### Aim of the task
Pull every line out of the data below and write each one down unchanged.

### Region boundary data
'''

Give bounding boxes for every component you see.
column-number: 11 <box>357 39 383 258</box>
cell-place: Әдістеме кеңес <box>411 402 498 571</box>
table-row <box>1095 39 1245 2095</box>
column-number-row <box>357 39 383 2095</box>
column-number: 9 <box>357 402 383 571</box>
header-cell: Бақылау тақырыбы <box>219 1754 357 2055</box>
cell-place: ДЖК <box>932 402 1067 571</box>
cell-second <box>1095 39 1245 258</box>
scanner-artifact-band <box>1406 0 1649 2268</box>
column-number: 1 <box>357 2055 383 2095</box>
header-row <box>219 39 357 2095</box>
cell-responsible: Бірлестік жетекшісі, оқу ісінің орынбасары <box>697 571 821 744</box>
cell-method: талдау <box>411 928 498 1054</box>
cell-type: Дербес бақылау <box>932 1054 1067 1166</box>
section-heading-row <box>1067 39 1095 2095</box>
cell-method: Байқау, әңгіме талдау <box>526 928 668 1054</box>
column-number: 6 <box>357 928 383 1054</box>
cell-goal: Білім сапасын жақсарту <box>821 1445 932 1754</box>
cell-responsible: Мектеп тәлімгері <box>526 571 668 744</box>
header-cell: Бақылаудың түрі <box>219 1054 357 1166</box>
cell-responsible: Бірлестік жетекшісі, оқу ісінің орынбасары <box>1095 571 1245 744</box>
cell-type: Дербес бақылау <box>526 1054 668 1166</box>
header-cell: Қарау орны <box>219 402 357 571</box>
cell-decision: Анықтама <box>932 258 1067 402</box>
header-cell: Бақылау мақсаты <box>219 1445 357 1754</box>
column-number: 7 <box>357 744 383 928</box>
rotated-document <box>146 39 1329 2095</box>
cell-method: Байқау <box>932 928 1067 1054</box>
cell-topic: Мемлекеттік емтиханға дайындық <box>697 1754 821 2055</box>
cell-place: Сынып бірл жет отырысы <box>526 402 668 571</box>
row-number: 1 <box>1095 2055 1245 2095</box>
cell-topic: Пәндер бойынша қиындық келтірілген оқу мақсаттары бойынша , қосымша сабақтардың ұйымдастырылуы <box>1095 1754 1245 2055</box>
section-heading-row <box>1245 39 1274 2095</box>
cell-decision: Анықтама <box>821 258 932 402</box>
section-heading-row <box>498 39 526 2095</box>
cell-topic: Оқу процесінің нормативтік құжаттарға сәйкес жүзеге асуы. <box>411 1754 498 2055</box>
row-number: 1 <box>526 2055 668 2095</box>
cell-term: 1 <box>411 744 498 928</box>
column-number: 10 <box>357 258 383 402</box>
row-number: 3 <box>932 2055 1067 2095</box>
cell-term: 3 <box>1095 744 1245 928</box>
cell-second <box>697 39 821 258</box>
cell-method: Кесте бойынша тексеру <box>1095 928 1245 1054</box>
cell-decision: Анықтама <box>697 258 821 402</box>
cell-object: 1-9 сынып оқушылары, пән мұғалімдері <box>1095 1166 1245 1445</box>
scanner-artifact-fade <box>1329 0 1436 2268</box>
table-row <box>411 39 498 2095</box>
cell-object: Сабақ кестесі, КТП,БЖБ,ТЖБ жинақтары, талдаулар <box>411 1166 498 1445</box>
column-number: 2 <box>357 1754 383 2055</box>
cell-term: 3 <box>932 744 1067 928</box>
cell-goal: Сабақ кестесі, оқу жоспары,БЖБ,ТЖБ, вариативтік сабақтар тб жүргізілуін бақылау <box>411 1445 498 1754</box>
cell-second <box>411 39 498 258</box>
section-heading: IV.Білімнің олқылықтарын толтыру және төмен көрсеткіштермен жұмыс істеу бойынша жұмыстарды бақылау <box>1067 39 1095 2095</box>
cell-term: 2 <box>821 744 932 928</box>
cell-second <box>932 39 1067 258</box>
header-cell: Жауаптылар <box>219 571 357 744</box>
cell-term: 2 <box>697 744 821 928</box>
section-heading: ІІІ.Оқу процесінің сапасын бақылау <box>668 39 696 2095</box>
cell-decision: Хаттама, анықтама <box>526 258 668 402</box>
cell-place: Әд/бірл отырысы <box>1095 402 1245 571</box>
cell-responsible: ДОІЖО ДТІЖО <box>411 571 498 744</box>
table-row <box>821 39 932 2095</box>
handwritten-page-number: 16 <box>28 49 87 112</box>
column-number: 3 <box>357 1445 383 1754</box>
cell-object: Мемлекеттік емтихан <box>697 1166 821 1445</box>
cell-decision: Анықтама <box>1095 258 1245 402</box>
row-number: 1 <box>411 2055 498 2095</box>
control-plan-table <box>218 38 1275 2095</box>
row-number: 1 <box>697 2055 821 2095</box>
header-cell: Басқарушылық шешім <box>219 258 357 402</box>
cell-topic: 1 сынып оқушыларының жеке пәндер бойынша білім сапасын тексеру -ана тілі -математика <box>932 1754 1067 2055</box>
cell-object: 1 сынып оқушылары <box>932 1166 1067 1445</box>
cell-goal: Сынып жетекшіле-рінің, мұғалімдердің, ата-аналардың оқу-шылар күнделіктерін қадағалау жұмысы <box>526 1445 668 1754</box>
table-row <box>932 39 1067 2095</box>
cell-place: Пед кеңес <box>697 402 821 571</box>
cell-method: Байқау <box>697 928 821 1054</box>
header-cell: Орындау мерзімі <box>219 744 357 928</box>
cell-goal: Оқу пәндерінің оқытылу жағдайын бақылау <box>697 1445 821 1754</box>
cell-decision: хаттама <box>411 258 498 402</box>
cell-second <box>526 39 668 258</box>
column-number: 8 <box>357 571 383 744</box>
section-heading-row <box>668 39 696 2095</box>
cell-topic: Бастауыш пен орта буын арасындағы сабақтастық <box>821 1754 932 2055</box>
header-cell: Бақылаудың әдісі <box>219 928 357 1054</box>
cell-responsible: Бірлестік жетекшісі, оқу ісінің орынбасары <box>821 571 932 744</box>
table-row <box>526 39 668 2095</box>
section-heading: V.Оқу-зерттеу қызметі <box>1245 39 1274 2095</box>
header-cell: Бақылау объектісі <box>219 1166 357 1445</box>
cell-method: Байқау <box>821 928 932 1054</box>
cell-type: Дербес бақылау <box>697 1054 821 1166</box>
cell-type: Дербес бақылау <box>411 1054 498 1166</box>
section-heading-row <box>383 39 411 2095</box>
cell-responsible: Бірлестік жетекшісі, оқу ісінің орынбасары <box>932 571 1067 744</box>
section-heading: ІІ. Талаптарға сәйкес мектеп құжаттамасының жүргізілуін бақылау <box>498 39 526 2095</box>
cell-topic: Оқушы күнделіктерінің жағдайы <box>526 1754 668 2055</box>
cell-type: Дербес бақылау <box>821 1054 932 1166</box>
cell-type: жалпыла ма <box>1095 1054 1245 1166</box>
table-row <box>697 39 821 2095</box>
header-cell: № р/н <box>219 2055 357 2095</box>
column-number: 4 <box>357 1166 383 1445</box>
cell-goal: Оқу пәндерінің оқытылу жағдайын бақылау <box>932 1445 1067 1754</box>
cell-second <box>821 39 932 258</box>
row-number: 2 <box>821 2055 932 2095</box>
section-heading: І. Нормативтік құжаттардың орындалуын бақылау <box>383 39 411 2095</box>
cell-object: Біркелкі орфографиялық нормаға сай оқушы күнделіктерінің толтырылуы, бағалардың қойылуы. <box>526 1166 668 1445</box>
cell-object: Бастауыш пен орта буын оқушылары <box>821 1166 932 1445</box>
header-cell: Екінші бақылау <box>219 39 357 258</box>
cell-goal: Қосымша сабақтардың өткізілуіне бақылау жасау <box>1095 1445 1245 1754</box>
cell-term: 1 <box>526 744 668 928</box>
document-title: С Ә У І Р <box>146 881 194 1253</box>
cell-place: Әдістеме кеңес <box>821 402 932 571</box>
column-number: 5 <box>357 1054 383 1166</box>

'''

### Result of the task
Give bounding boxes for every component you see.
column-number: 11 <box>357 39 383 258</box>
cell-place: Әдістеме кеңес <box>411 402 498 571</box>
table-row <box>1095 39 1245 2095</box>
column-number-row <box>357 39 383 2095</box>
column-number: 9 <box>357 402 383 571</box>
header-cell: Бақылау тақырыбы <box>219 1754 357 2055</box>
cell-place: ДЖК <box>932 402 1067 571</box>
cell-second <box>1095 39 1245 258</box>
scanner-artifact-band <box>1406 0 1649 2268</box>
column-number: 1 <box>357 2055 383 2095</box>
header-row <box>219 39 357 2095</box>
cell-responsible: Бірлестік жетекшісі, оқу ісінің орынбасары <box>697 571 821 744</box>
cell-method: талдау <box>411 928 498 1054</box>
cell-type: Дербес бақылау <box>932 1054 1067 1166</box>
section-heading-row <box>1067 39 1095 2095</box>
cell-method: Байқау, әңгіме талдау <box>526 928 668 1054</box>
column-number: 6 <box>357 928 383 1054</box>
cell-goal: Білім сапасын жақсарту <box>821 1445 932 1754</box>
cell-responsible: Мектеп тәлімгері <box>526 571 668 744</box>
header-cell: Бақылаудың түрі <box>219 1054 357 1166</box>
cell-responsible: Бірлестік жетекшісі, оқу ісінің орынбасары <box>1095 571 1245 744</box>
cell-type: Дербес бақылау <box>526 1054 668 1166</box>
header-cell: Қарау орны <box>219 402 357 571</box>
cell-decision: Анықтама <box>932 258 1067 402</box>
header-cell: Бақылау мақсаты <box>219 1445 357 1754</box>
column-number: 7 <box>357 744 383 928</box>
rotated-document <box>146 39 1329 2095</box>
cell-method: Байқау <box>932 928 1067 1054</box>
cell-topic: Мемлекеттік емтиханға дайындық <box>697 1754 821 2055</box>
cell-place: Сынып бірл жет отырысы <box>526 402 668 571</box>
row-number: 1 <box>1095 2055 1245 2095</box>
cell-topic: Пәндер бойынша қиындық келтірілген оқу мақсаттары бойынша , қосымша сабақтардың ұйымдастырылуы <box>1095 1754 1245 2055</box>
section-heading-row <box>1245 39 1274 2095</box>
cell-decision: Анықтама <box>821 258 932 402</box>
section-heading-row <box>498 39 526 2095</box>
cell-topic: Оқу процесінің нормативтік құжаттарға сәйкес жүзеге асуы. <box>411 1754 498 2055</box>
row-number: 1 <box>526 2055 668 2095</box>
cell-term: 1 <box>411 744 498 928</box>
column-number: 10 <box>357 258 383 402</box>
row-number: 3 <box>932 2055 1067 2095</box>
cell-term: 3 <box>1095 744 1245 928</box>
cell-second <box>697 39 821 258</box>
cell-method: Кесте бойынша тексеру <box>1095 928 1245 1054</box>
cell-decision: Анықтама <box>697 258 821 402</box>
cell-object: 1-9 сынып оқушылары, пән мұғалімдері <box>1095 1166 1245 1445</box>
scanner-artifact-fade <box>1329 0 1436 2268</box>
table-row <box>411 39 498 2095</box>
cell-object: Сабақ кестесі, КТП,БЖБ,ТЖБ жинақтары, талдаулар <box>411 1166 498 1445</box>
column-number: 2 <box>357 1754 383 2055</box>
cell-term: 3 <box>932 744 1067 928</box>
cell-goal: Сабақ кестесі, оқу жоспары,БЖБ,ТЖБ, вариативтік сабақтар тб жүргізілуін бақылау <box>411 1445 498 1754</box>
cell-second <box>411 39 498 258</box>
section-heading: IV.Білімнің олқылықтарын толтыру және төмен көрсеткіштермен жұмыс істеу бойынша жұмыстарды бақылау <box>1067 39 1095 2095</box>
cell-term: 2 <box>821 744 932 928</box>
cell-second <box>932 39 1067 258</box>
header-cell: Жауаптылар <box>219 571 357 744</box>
cell-term: 2 <box>697 744 821 928</box>
section-heading: ІІІ.Оқу процесінің сапасын бақылау <box>668 39 696 2095</box>
cell-decision: Хаттама, анықтама <box>526 258 668 402</box>
cell-place: Әд/бірл отырысы <box>1095 402 1245 571</box>
cell-responsible: ДОІЖО ДТІЖО <box>411 571 498 744</box>
table-row <box>821 39 932 2095</box>
handwritten-page-number: 16 <box>28 49 87 112</box>
column-number: 3 <box>357 1445 383 1754</box>
cell-object: Мемлекеттік емтихан <box>697 1166 821 1445</box>
cell-decision: Анықтама <box>1095 258 1245 402</box>
row-number: 1 <box>411 2055 498 2095</box>
control-plan-table <box>218 38 1275 2095</box>
row-number: 1 <box>697 2055 821 2095</box>
header-cell: Басқарушылық шешім <box>219 258 357 402</box>
cell-topic: 1 сынып оқушыларының жеке пәндер бойынша білім сапасын тексеру -ана тілі -математика <box>932 1754 1067 2055</box>
cell-object: 1 сынып оқушылары <box>932 1166 1067 1445</box>
cell-goal: Сынып жетекшіле-рінің, мұғалімдердің, ата-аналардың оқу-шылар күнделіктерін қадағалау жұмысы <box>526 1445 668 1754</box>
table-row <box>932 39 1067 2095</box>
cell-place: Пед кеңес <box>697 402 821 571</box>
cell-method: Байқау <box>697 928 821 1054</box>
header-cell: Орындау мерзімі <box>219 744 357 928</box>
cell-goal: Оқу пәндерінің оқытылу жағдайын бақылау <box>697 1445 821 1754</box>
cell-decision: хаттама <box>411 258 498 402</box>
cell-second <box>526 39 668 258</box>
column-number: 8 <box>357 571 383 744</box>
section-heading-row <box>668 39 696 2095</box>
cell-topic: Бастауыш пен орта буын арасындағы сабақтастық <box>821 1754 932 2055</box>
header-cell: Бақылаудың әдісі <box>219 928 357 1054</box>
cell-responsible: Бірлестік жетекшісі, оқу ісінің орынбасары <box>821 571 932 744</box>
table-row <box>526 39 668 2095</box>
section-heading: V.Оқу-зерттеу қызметі <box>1245 39 1274 2095</box>
header-cell: Бақылау объектісі <box>219 1166 357 1445</box>
cell-method: Байқау <box>821 928 932 1054</box>
cell-type: Дербес бақылау <box>697 1054 821 1166</box>
cell-type: Дербес бақылау <box>411 1054 498 1166</box>
section-heading-row <box>383 39 411 2095</box>
cell-responsible: Бірлестік жетекшісі, оқу ісінің орынбасары <box>932 571 1067 744</box>
section-heading: ІІ. Талаптарға сәйкес мектеп құжаттамасының жүргізілуін бақылау <box>498 39 526 2095</box>
cell-topic: Оқушы күнделіктерінің жағдайы <box>526 1754 668 2055</box>
cell-type: Дербес бақылау <box>821 1054 932 1166</box>
cell-type: жалпыла ма <box>1095 1054 1245 1166</box>
table-row <box>697 39 821 2095</box>
header-cell: № р/н <box>219 2055 357 2095</box>
column-number: 4 <box>357 1166 383 1445</box>
cell-goal: Оқу пәндерінің оқытылу жағдайын бақылау <box>932 1445 1067 1754</box>
cell-second <box>821 39 932 258</box>
row-number: 2 <box>821 2055 932 2095</box>
section-heading: І. Нормативтік құжаттардың орындалуын бақылау <box>383 39 411 2095</box>
cell-object: Біркелкі орфографиялық нормаға сай оқушы күнделіктерінің толтырылуы, бағалардың қойылуы. <box>526 1166 668 1445</box>
cell-object: Бастауыш пен орта буын оқушылары <box>821 1166 932 1445</box>
header-cell: Екінші бақылау <box>219 39 357 258</box>
cell-goal: Қосымша сабақтардың өткізілуіне бақылау жасау <box>1095 1445 1245 1754</box>
cell-term: 1 <box>526 744 668 928</box>
document-title: С Ә У І Р <box>146 881 194 1253</box>
cell-place: Әдістеме кеңес <box>821 402 932 571</box>
column-number: 5 <box>357 1054 383 1166</box>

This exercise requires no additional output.